● **Excerpted data**
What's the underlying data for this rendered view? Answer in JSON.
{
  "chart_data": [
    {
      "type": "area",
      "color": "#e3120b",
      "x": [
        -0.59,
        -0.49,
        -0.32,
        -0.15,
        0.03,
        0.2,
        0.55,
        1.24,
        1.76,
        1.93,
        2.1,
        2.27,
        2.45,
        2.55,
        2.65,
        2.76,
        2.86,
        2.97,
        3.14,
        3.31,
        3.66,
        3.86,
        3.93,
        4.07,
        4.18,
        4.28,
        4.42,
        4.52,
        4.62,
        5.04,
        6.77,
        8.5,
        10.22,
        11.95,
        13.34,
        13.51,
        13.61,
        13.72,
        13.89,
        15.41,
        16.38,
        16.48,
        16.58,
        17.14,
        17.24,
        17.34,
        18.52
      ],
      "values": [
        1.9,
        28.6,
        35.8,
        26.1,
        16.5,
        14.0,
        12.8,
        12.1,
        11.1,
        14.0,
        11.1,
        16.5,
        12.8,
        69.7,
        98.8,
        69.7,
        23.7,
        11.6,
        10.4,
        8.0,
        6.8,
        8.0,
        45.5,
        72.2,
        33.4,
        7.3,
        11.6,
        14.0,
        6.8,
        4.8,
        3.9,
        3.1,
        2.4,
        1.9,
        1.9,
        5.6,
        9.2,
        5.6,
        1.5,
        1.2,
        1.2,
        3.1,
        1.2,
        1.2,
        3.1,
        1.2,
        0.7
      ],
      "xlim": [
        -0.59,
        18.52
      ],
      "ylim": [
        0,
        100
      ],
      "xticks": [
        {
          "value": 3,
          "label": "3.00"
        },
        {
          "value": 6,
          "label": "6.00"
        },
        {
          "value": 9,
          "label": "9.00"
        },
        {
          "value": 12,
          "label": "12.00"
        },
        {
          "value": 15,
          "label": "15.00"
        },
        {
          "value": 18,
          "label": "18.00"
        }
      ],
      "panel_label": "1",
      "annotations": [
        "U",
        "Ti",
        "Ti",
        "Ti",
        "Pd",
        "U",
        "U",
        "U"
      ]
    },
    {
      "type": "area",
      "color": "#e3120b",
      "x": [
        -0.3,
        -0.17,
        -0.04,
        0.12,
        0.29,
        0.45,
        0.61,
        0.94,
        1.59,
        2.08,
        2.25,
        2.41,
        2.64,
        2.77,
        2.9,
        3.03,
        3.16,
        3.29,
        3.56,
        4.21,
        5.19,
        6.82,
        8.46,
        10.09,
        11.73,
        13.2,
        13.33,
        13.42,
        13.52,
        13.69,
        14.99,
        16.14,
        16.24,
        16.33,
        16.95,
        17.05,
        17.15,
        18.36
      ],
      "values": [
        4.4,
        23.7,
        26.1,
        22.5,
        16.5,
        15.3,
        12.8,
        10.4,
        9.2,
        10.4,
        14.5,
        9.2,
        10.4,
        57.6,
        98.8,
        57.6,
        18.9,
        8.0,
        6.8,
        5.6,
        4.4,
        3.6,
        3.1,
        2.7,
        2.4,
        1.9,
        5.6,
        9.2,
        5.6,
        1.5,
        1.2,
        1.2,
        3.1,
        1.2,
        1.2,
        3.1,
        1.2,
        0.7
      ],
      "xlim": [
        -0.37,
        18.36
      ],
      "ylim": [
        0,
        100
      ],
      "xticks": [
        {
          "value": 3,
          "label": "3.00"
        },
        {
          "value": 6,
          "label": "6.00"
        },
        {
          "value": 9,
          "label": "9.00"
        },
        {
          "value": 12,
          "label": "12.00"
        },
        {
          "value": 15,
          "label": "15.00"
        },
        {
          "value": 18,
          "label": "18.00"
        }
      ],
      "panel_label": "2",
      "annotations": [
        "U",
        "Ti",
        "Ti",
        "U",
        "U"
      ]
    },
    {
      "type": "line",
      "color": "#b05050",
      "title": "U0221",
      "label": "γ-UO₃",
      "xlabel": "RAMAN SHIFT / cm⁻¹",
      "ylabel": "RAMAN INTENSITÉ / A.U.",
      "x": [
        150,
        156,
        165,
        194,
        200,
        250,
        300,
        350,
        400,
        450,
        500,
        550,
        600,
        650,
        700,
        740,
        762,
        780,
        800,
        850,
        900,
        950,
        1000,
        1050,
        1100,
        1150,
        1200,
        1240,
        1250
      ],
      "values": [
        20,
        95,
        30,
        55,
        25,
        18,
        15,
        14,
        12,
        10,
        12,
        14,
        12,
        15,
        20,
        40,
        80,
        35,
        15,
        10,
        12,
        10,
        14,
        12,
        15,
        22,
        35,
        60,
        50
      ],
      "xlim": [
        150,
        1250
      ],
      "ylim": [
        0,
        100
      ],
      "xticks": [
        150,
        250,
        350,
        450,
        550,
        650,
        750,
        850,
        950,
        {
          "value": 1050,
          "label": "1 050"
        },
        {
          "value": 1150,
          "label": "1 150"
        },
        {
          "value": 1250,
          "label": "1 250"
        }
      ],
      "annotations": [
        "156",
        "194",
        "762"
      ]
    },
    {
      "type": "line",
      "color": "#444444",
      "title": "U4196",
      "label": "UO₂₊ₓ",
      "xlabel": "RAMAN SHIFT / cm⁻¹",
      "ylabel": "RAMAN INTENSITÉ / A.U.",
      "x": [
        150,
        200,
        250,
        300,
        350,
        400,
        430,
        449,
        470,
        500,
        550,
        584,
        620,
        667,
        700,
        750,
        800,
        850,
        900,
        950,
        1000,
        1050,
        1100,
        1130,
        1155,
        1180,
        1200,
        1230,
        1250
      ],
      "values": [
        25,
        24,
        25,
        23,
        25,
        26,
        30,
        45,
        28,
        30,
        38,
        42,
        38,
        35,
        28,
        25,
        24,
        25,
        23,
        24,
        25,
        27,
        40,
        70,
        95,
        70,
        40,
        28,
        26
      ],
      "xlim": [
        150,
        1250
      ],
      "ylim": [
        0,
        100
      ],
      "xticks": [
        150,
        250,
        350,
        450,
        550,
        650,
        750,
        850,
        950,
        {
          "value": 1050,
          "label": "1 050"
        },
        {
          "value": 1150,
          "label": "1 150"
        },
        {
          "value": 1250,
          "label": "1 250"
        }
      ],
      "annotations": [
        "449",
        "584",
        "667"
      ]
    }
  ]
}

● **What the exercise asks**
Please output every record, keeping each line exact.

● **Finished answer**
What's the underlying data for this rendered view? Answer in JSON.
{
  "chart_data": [
    {
      "type": "area",
      "color": "#e3120b",
      "x": [
        -0.59,
        -0.49,
        -0.32,
        -0.15,
        0.03,
        0.2,
        0.55,
        1.24,
        1.76,
        1.93,
        2.1,
        2.27,
        2.45,
        2.55,
        2.65,
        2.76,
        2.86,
        2.97,
        3.14,
        3.31,
        3.66,
        3.86,
        3.93,
        4.07,
        4.18,
        4.28,
        4.42,
        4.52,
        4.62,
        5.04,
        6.77,
        8.5,
        10.22,
        11.95,
        13.34,
        13.51,
        13.61,
        13.72,
        13.89,
        15.41,
        16.38,
        16.48,
        16.58,
        17.14,
        17.24,
        17.34,
        18.52
      ],
      "values": [
        1.9,
        28.6,
        35.8,
        26.1,
        16.5,
        14.0,
        12.8,
        12.1,
        11.1,
        14.0,
        11.1,
        16.5,
        12.8,
        69.7,
        98.8,
        69.7,
        23.7,
        11.6,
        10.4,
        8.0,
        6.8,
        8.0,
        45.5,
        72.2,
        33.4,
        7.3,
        11.6,
        14.0,
        6.8,
        4.8,
        3.9,
        3.1,
        2.4,
        1.9,
        1.9,
        5.6,
        9.2,
        5.6,
        1.5,
        1.2,
        1.2,
        3.1,
        1.2,
        1.2,
        3.1,
        1.2,
        0.7
      ],
      "xlim": [
        -0.59,
        18.52
      ],
      "ylim": [
        0,
        100
      ],
      "xticks": [
        {
          "value": 3,
          "label": "3.00"
        },
        {
          "value": 6,
          "label": "6.00"
        },
        {
          "value": 9,
          "label": "9.00"
        },
        {
          "value": 12,
          "label": "12.00"
        },
        {
          "value": 15,
          "label": "15.00"
        },
        {
          "value": 18,
          "label": "18.00"
        }
      ],
      "panel_label": "1",
      "annotations": [
        "U",
        "Ti",
        "Ti",
        "Ti",
        "Pd",
        "U",
        "U",
        "U"
      ]
    },
    {
      "type": "area",
      "color": "#e3120b",
      "x": [
        -0.3,
        -0.17,
        -0.04,
        0.12,
        0.29,
        0.45,
        0.61,
        0.94,
        1.59,
        2.08,
        2.25,
        2.41,
        2.64,
        2.77,
        2.9,
        3.03,
        3.16,
        3.29,
        3.56,
        4.21,
        5.19,
        6.82,
        8.46,
        10.09,
        11.73,
        13.2,
        13.33,
        13.42,
        13.52,
        13.69,
        14.99,
        16.14,
        16.24,
        16.33,
        16.95,
        17.05,
        17.15,
        18.36
      ],
      "values": [
        4.4,
        23.7,
        26.1,
        22.5,
        16.5,
        15.3,
        12.8,
        10.4,
        9.2,
        10.4,
        14.5,
        9.2,
        10.4,
        57.6,
        98.8,
        57.6,
        18.9,
        8.0,
        6.8,
        5.6,
        4.4,
        3.6,
        3.1,
        2.7,
        2.4,
        1.9,
        5.6,
        9.2,
        5.6,
        1.5,
        1.2,
        1.2,
        3.1,
        1.2,
        1.2,
        3.1,
        1.2,
        0.7
      ],
      "xlim": [
        -0.37,
        18.36
      ],
      "ylim": [
        0,
        100
      ],
      "xticks": [
        {
          "value": 3,
          "label": "3.00"
        },
        {
          "value": 6,
          "label": "6.00"
        },
        {
          "value": 9,
          "label": "9.00"
        },
        {
          "value": 12,
          "label": "12.00"
        },
        {
          "value": 15,
          "label": "15.00"
        },
        {
          "value": 18,
          "label": "18.00"
        }
      ],
      "panel_label": "2",
      "annotations": [
        "U",
        "Ti",
        "Ti",
        "U",
        "U"
      ]
    },
    {
      "type": "line",
      "color": "#b05050",
      "title": "U0221",
      "label": "γ-UO₃",
      "xlabel": "RAMAN SHIFT / cm⁻¹",
      "ylabel": "RAMAN INTENSITÉ / A.U.",
      "x": [
        150,
        156,
        165,
        194,
        200,
        250,
        300,
        350,
        400,
        450,
        500,
        550,
        600,
        650,
        700,
        740,
        762,
        780,
        800,
        850,
        900,
        950,
        1000,
        1050,
        1100,
        1150,
        1200,
        1240,
        1250
      ],
      "values": [
        20,
        95,
        30,
        55,
        25,
        18,
        15,
        14,
        12,
        10,
        12,
        14,
        12,
        15,
        20,
        40,
        80,
        35,
        15,
        10,
        12,
        10,
        14,
        12,
        15,
        22,
        35,
        60,
        50
      ],
      "xlim": [
        150,
        1250
      ],
      "ylim": [
        0,
        100
      ],
      "xticks": [
        150,
        250,
        350,
        450,
        550,
        650,
        750,
        850,
        950,
        {
          "value": 1050,
          "label": "1 050"
        },
        {
          "value": 1150,
          "label": "1 150"
        },
        {
          "value": 1250,
          "label": "1 250"
        }
      ],
      "annotations": [
        "156",
        "194",
        "762"
      ]
    },
    {
      "type": "line",
      "color": "#444444",
      "title": "U4196",
      "label": "UO₂₊ₓ",
      "xlabel": "RAMAN SHIFT / cm⁻¹",
      "ylabel": "RAMAN INTENSITÉ / A.U.",
      "x": [
        150,
        200,
        250,
        300,
        350,
        400,
        430,
        449,
        470,
        500,
        550,
        584,
        620,
        667,
        700,
        750,
        800,
        850,
        900,
        950,
        1000,
        1050,
        1100,
        1130,
        1155,
        1180,
        1200,
        1230,
        1250
      ],
      "values": [
        25,
        24,
        25,
        23,
        25,
        26,
        30,
        45,
        28,
        30,
        38,
        42,
        38,
        35,
        28,
        25,
        24,
        25,
        23,
        24,
        25,
        27,
        40,
        70,
        95,
        70,
        40,
        28,
        26
      ],
      "xlim": [
        150,
        1250
      ],
      "ylim": [
        0,
        100
      ],
      "xticks": [
        150,
        250,
        350,
        450,
        550,
        650,
        750,
        850,
        950,
        {
          "value": 1050,
          "label": "1 050"
        },
        {
          "value": 1150,
          "label": "1 150"
        },
        {
          "value": 1250,
          "label": "1 250"
        }
      ],
      "annotations": [
        "449",
        "584",
        "667"
      ]
    }
  ]
}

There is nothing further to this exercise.